Exercise objective: Filter the entries and keep only the lines where the string "color" appears.

=== Given entries ===

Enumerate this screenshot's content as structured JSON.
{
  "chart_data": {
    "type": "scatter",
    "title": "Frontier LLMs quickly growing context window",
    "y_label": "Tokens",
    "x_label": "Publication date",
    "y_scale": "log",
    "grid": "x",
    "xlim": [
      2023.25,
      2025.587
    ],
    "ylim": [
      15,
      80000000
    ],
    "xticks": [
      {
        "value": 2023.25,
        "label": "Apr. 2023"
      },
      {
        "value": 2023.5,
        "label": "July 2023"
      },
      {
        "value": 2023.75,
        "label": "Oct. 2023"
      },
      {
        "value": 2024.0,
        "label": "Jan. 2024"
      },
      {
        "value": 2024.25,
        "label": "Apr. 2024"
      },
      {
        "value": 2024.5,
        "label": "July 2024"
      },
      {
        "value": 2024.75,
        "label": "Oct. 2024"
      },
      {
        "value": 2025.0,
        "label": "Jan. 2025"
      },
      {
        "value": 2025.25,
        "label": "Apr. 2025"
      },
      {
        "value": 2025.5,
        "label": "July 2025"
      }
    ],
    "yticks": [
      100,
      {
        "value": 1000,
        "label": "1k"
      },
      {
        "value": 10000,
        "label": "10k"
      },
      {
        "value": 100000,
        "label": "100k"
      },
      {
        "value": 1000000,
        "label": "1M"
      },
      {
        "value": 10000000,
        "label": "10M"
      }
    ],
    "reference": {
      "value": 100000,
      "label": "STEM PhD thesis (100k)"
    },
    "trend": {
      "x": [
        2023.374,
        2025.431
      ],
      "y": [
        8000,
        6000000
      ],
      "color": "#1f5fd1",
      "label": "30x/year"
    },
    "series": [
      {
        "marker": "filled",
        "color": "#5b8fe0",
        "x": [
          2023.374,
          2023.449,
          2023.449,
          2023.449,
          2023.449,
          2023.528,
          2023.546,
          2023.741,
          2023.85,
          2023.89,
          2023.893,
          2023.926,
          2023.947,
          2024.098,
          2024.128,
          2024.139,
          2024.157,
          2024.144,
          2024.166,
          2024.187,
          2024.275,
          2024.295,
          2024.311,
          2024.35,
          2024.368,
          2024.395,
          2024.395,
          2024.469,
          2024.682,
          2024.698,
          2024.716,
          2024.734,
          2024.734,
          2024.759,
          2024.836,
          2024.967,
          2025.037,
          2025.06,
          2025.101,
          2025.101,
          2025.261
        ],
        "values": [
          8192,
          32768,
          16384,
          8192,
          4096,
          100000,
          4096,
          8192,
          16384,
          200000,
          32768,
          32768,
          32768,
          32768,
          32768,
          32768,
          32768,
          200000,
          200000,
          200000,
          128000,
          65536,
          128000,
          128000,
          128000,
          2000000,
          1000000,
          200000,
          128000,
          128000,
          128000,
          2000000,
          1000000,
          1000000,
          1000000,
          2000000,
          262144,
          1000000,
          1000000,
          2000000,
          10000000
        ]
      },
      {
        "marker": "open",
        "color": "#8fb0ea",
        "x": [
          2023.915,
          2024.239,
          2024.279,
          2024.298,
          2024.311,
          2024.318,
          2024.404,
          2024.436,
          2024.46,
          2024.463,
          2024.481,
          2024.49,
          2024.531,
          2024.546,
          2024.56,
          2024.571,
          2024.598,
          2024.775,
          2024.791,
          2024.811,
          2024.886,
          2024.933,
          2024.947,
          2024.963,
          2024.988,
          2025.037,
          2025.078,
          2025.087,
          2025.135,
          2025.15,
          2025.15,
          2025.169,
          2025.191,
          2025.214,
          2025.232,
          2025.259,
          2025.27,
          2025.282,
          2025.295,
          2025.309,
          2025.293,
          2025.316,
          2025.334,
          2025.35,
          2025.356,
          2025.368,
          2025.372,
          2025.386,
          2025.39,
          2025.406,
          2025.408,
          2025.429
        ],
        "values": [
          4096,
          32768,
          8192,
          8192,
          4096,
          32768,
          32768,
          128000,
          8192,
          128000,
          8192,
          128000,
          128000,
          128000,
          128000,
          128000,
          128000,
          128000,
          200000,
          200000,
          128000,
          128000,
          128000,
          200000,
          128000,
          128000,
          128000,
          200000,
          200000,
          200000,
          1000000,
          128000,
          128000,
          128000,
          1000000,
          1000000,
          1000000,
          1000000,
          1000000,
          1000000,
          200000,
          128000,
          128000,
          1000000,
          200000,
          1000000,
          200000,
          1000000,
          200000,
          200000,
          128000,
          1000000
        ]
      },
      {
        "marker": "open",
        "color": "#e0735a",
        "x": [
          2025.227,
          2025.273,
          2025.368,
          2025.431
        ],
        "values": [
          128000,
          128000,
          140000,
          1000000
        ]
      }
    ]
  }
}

===

Correct response:
      "color": "#1f5fd1",
        "color": "#5b8fe0",
        "color": "#8fb0ea",
        "color": "#e0735a",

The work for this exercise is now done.